> **Requirement 1**
Decide whether each statement below agrees with the text on Erdogan and the Mavi Marmara. Give yes or no for each, with the text's deciding words quoted exactly.
(a) The Palmer Report found Israel's naval blockade of Gaza to be legal.
(b) The Obama administration no longer asks Israel to apologize.
(c) Steadfastness on its own is enough for Israel.
> **Requirement 2**
Please set down the part of the text on Erdogan and the Mavi Marmara that starts at the words "Rather than stopping" and ends after the words "play that game.", copied exactly.

Erdogan is ultimately responsible for the death of his fellow citizens aboard the Mavi Marmara.  He is the one who sent out the jihadist organization Insani Yardim Vakfi (or IHH) to militarize Gaza and arm Hamas. Yet nevertheless, US President Barack Obama called Erdogan after the Marmara affair to express “his deep condolences for the loss of life and injuries resulting from the Israeli military operation.” 
The Palmer Report recently released by the UN (not usually known for its pro-Israel bias) states unambiguously that Israel’s naval blockade of Gaza was legal, that Turkey should have done more to stop the flotilla, and that Israeli soldiers were brutally attacked and had to use force in self-defense. And yet, instead of scolding Turkey for its troublemaking, the Obama administration is still insisting upon Israel to apologize.
Rather than stopping Erdogan from destabilizing the Middle East with his irresponsible policies and preventing him from further bullying Israel, the Obama administration has adopted an appeasing stance, which in turn is encouraging Erdogan who is now threatening to go to war in order to lift the siege of Gaza.
It is precisely because the Obama administration has opted for appeasement that Israel must show steadfastness. As Winston Churchill has said, an appeaser is someone who feeds the crocodile hoping he will be eaten last. Israel cannot afford to play that game.
But steadfastness is not enough.  Israel should go on the offensive by exposing Erdogan’s hypocrisy to the world.

> **Record extracts**
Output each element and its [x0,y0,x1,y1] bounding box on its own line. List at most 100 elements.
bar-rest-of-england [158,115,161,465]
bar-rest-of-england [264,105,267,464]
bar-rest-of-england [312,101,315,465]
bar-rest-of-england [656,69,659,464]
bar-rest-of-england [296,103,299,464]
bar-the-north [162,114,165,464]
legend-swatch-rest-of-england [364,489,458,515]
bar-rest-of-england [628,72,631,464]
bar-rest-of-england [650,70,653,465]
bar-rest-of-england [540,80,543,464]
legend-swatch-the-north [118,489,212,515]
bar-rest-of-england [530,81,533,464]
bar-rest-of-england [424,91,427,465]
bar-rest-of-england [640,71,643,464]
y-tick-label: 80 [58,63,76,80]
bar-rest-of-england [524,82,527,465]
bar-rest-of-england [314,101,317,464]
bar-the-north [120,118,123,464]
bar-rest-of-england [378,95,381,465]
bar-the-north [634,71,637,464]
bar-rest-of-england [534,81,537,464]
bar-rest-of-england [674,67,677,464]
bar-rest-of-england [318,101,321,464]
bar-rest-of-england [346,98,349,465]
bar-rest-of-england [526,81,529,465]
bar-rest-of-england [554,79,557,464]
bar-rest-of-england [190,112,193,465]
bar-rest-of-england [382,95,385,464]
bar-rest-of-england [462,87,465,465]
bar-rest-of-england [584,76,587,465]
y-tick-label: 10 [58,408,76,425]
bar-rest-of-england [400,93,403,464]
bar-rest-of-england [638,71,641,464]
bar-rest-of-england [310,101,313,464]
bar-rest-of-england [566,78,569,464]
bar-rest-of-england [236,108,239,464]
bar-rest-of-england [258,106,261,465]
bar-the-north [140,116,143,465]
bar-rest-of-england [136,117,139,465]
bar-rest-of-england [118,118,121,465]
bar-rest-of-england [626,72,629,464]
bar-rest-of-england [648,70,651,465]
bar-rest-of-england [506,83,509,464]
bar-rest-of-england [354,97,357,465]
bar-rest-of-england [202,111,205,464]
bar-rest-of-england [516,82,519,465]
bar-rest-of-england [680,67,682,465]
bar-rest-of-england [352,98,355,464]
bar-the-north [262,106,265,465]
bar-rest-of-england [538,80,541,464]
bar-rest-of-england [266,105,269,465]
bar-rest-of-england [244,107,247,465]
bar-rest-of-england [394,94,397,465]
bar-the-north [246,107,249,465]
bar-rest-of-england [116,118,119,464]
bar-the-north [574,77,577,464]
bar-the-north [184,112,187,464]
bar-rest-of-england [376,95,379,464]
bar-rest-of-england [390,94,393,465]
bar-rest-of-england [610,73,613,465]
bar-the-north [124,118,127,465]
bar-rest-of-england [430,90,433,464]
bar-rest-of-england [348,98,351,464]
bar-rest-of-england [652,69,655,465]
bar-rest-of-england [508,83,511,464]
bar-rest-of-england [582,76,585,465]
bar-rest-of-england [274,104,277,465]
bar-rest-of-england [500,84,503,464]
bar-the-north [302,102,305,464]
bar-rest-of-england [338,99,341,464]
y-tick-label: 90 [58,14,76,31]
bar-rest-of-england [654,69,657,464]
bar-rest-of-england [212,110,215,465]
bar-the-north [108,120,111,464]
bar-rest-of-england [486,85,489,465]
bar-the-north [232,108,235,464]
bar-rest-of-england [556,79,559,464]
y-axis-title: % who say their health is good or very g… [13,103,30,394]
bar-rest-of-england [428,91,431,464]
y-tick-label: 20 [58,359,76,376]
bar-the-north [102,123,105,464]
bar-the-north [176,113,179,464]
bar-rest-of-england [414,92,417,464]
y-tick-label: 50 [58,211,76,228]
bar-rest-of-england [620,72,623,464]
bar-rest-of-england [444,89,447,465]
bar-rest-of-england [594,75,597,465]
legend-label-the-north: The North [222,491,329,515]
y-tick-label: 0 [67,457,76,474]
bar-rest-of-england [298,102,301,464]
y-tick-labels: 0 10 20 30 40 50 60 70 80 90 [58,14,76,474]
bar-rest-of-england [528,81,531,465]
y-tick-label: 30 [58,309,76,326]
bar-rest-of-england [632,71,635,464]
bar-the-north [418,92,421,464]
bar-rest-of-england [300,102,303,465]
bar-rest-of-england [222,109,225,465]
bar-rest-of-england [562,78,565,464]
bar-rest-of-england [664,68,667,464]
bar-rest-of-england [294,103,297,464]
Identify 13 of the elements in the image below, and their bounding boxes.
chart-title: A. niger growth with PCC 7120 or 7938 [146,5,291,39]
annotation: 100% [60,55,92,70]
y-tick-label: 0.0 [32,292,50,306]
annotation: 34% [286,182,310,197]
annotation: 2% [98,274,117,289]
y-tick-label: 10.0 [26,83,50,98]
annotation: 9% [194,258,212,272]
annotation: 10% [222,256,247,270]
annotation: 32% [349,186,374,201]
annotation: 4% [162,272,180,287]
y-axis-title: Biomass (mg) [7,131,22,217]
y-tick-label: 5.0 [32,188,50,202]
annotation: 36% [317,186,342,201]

> **Final answer 1**
(a) Yes: "states unambiguously that Israel’s naval blockade of Gaza was legal"
(b) No: "the Obama administration is still insisting upon Israel to apologize"
(c) No: "But steadfastness is not enough."

> **Final answer 2**
Rather than stopping Erdogan from destabilizing the Middle East with his irresponsible policies and preventing him from further bullying Israel, the Obama administration has adopted an appeasing stance, which in turn is encouraging Erdogan who is now threatening to go to war in order to lift the siege of Gaza.
It is precisely because the Obama administration has opted for appeasement that Israel must show steadfastness. As Winston Churchill has said, an appeaser is someone who feeds the crocodile hoping he will be eaten last. Israel cannot afford to play that game.